[Collected data entries]
• • •

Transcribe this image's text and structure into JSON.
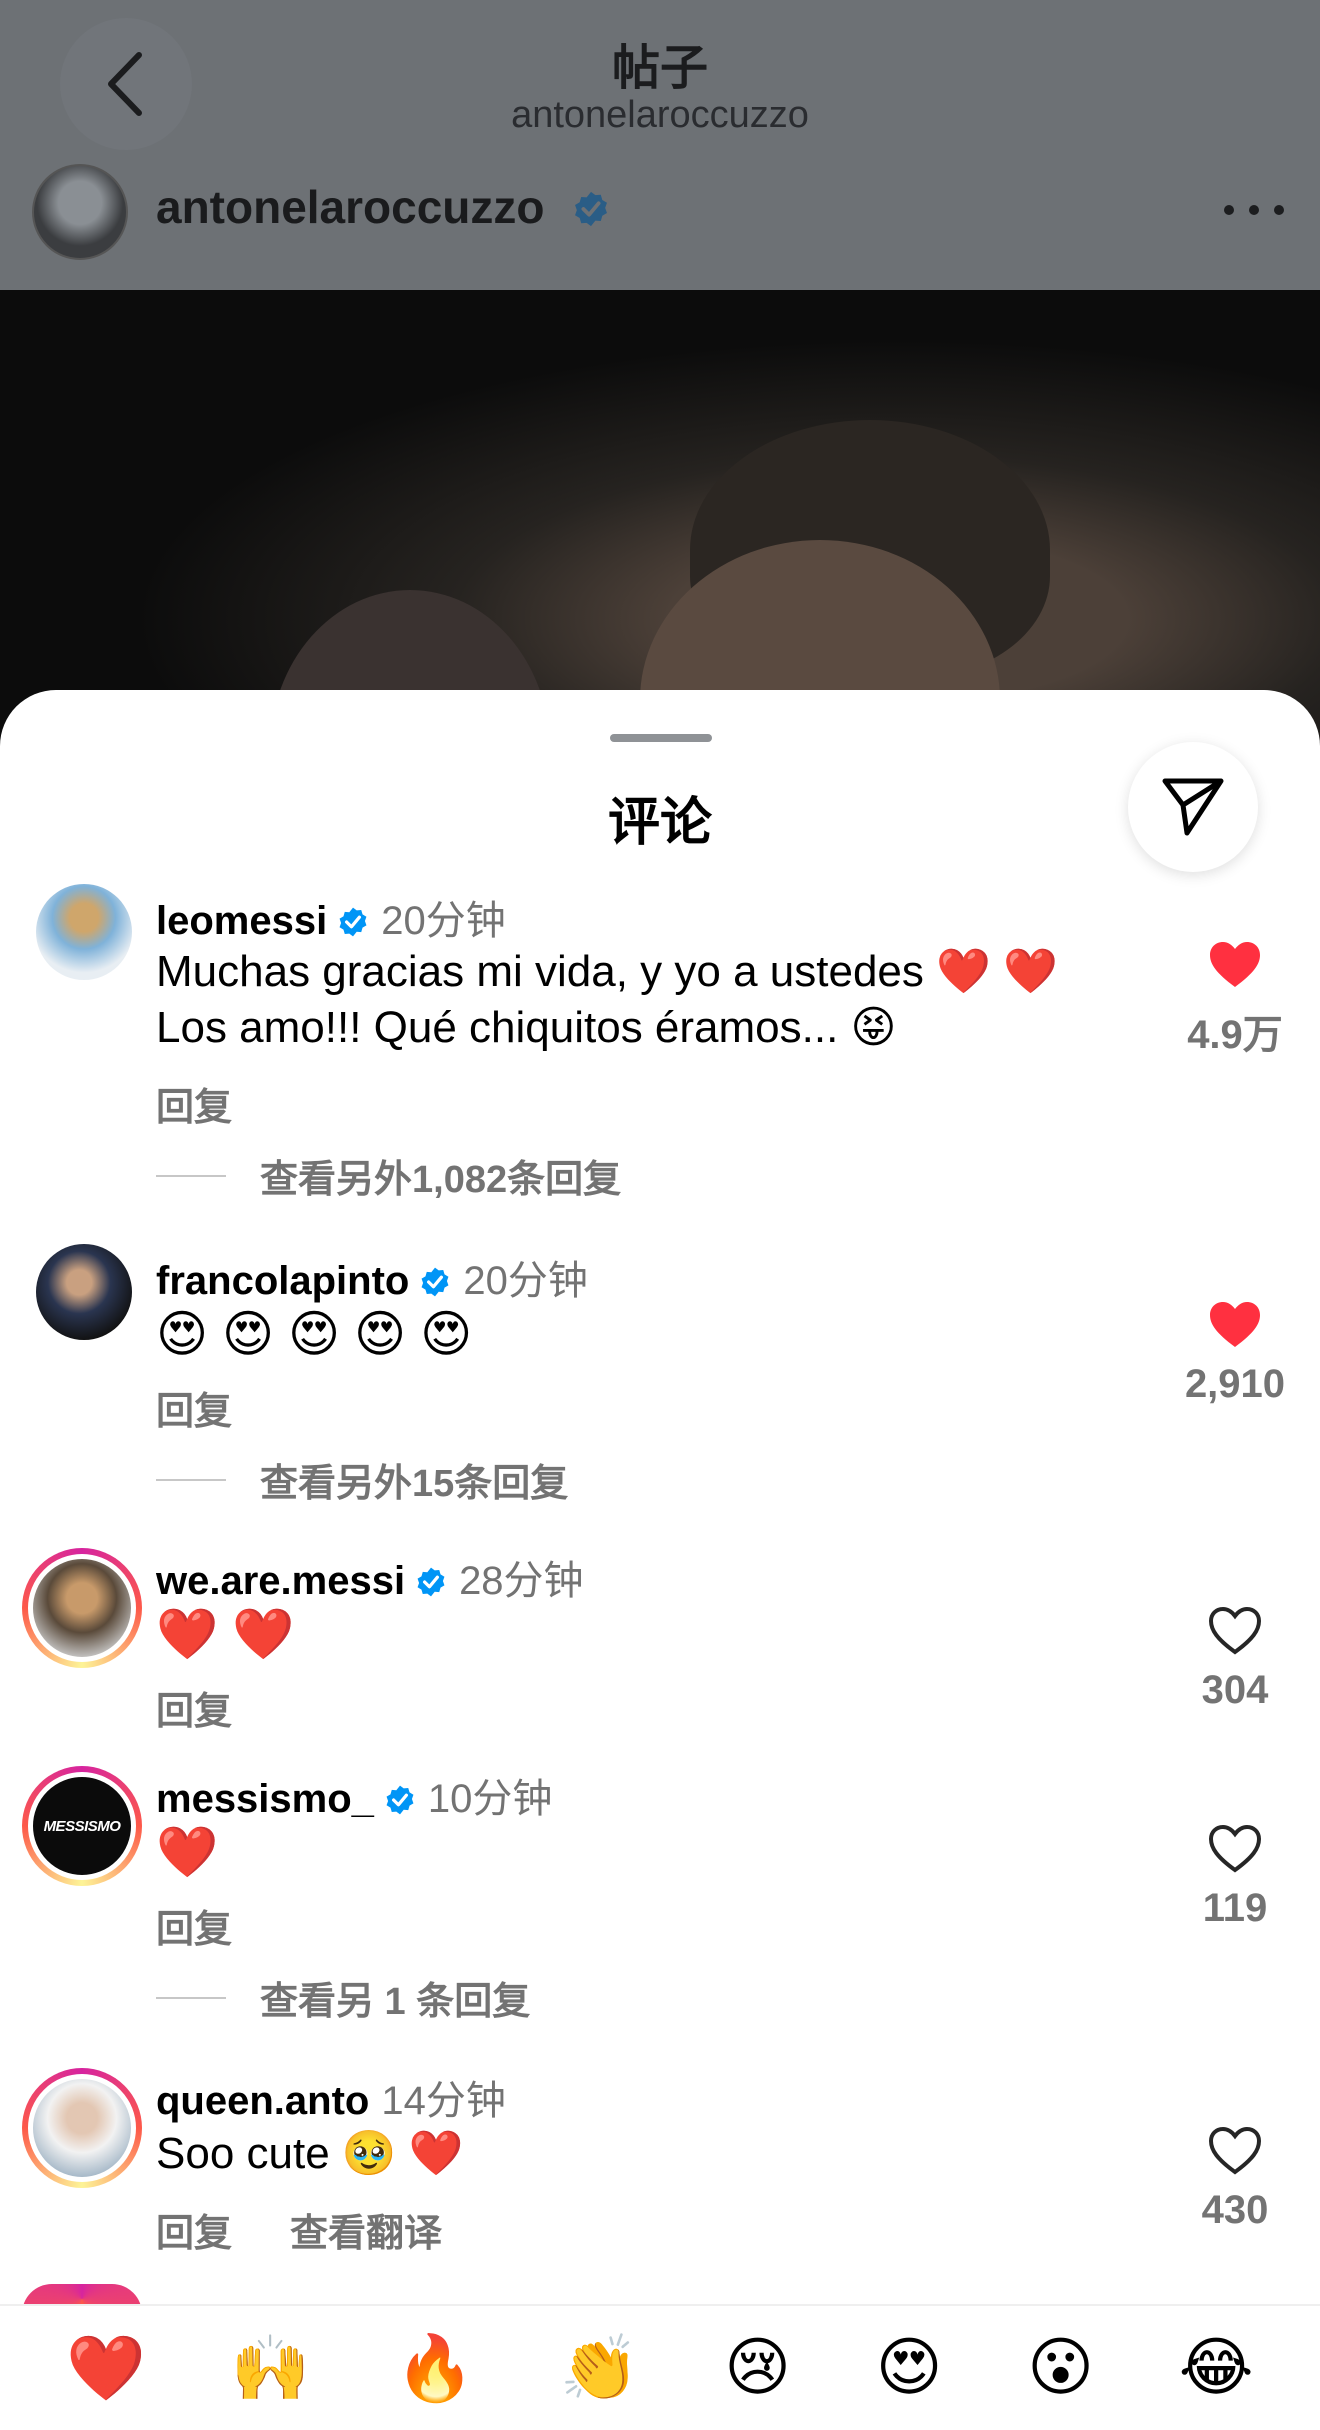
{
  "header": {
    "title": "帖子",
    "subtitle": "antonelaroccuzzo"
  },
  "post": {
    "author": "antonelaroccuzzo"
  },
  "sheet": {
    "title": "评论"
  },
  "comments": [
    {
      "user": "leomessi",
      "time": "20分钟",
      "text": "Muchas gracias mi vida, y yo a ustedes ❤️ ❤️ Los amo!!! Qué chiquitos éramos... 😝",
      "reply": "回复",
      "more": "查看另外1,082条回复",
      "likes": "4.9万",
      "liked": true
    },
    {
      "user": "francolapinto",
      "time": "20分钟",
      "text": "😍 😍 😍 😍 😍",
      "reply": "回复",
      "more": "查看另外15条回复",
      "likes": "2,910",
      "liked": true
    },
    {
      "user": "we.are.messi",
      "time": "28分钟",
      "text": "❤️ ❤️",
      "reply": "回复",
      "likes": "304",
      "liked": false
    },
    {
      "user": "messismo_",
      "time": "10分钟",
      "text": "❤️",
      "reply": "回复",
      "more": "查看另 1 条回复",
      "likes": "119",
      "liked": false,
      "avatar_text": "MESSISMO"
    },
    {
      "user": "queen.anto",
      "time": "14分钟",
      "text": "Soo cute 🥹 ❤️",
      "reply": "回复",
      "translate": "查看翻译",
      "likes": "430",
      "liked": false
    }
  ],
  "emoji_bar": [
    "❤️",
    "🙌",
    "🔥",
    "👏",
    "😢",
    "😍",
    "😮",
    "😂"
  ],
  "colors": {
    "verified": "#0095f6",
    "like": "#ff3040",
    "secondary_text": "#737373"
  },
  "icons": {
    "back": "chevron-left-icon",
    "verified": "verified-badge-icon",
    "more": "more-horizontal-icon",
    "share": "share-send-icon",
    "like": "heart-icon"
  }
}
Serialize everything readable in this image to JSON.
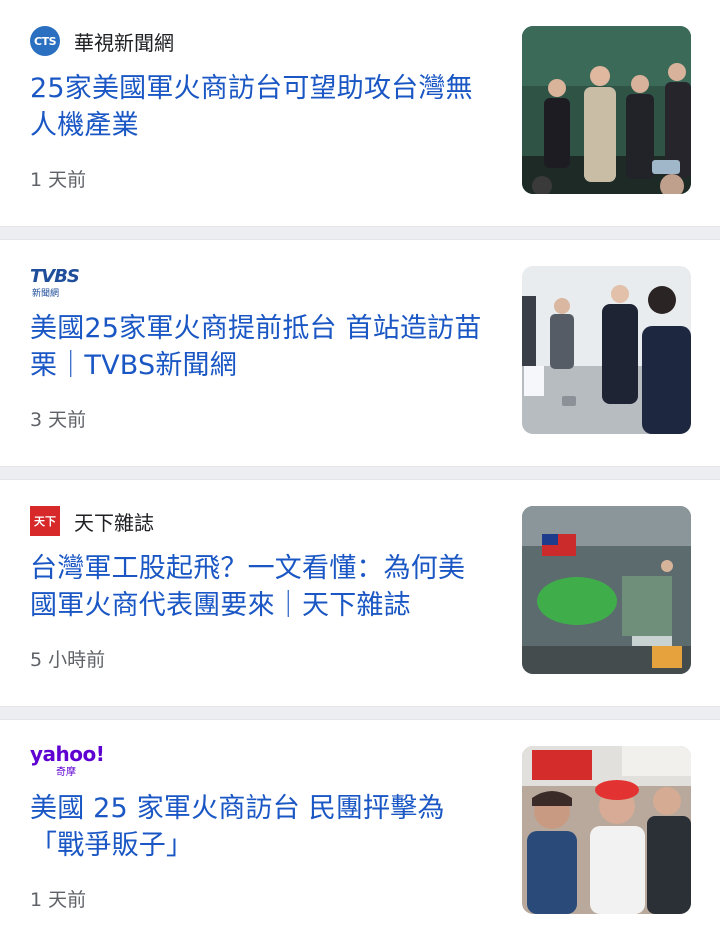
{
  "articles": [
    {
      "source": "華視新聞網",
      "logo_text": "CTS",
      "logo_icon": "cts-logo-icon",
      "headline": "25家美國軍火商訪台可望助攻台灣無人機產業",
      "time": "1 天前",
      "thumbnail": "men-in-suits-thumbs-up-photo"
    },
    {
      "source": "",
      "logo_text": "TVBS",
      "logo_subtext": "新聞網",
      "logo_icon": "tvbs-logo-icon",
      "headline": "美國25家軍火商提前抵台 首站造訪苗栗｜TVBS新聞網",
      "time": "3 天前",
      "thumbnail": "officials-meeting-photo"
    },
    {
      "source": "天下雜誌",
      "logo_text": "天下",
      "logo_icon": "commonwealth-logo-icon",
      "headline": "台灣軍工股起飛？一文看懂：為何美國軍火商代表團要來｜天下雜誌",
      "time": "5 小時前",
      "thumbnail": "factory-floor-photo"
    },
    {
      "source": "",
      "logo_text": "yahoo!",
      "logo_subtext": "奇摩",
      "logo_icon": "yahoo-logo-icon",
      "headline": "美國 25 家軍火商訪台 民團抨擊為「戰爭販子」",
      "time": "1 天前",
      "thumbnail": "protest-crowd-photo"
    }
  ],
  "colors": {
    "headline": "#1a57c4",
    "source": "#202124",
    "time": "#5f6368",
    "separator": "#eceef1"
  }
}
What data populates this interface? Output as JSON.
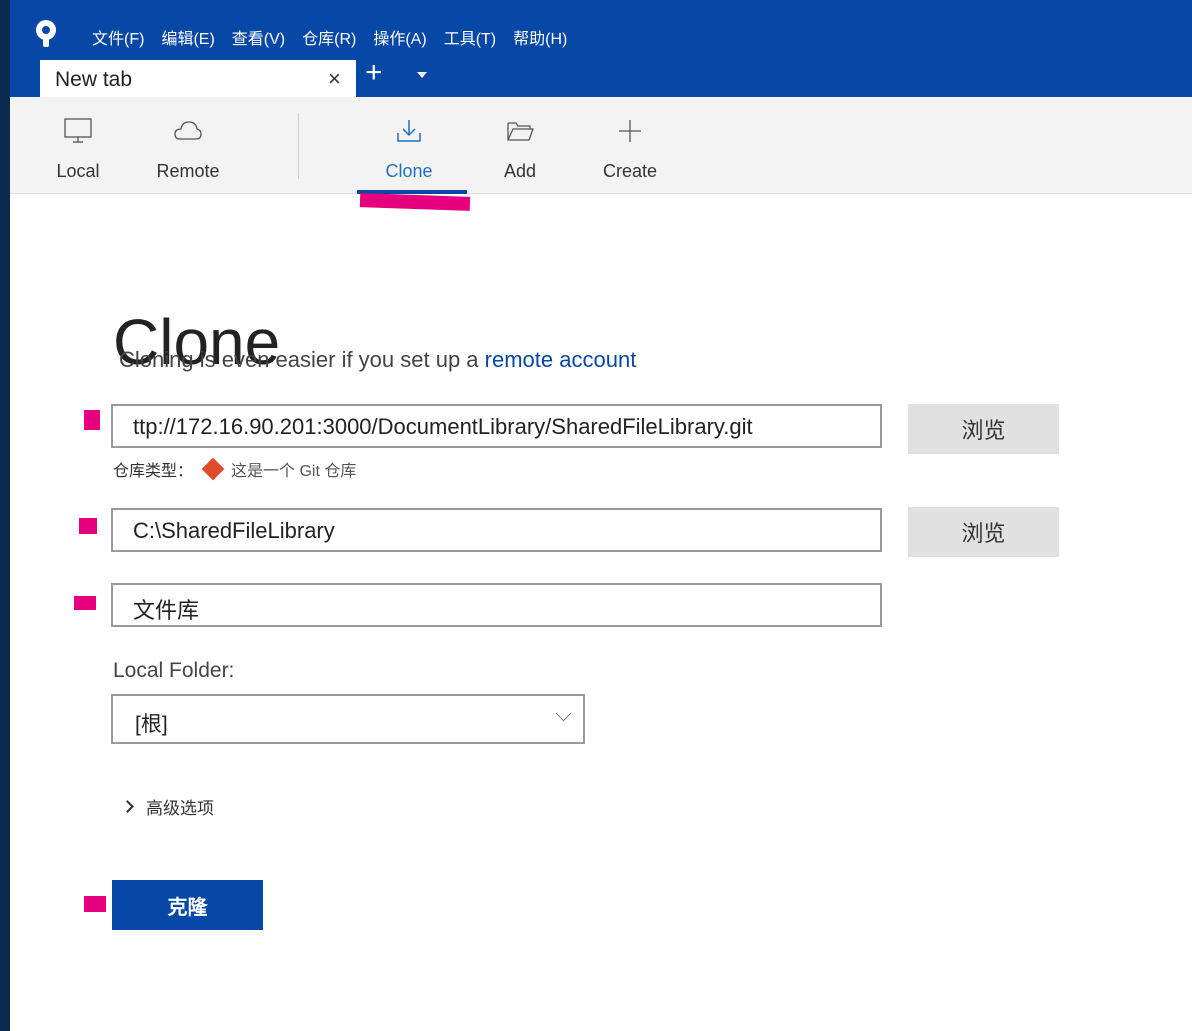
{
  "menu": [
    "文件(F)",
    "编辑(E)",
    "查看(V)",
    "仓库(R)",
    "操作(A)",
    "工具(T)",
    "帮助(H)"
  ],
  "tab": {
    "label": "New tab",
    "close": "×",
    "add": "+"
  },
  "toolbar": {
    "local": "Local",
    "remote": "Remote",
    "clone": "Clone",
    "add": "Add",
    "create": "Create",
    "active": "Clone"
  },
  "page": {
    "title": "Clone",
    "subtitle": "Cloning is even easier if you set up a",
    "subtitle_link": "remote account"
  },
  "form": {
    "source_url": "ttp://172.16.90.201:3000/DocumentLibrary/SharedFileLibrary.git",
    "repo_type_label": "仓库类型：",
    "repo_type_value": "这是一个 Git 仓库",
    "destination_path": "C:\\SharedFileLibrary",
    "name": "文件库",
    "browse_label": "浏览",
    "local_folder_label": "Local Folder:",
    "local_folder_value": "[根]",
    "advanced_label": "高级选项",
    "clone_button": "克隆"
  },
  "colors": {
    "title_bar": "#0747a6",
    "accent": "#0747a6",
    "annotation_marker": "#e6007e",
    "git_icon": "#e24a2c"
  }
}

• • •

• TASK OBJECTIVE: From the material above, gather all lines that include the string "likes" and copy them.

• WRITTEN RESPONSE:
      "likes": "4.9万",
      "likes": "2,910",
      "likes": "304",
      "likes": "119",
      "likes": "430",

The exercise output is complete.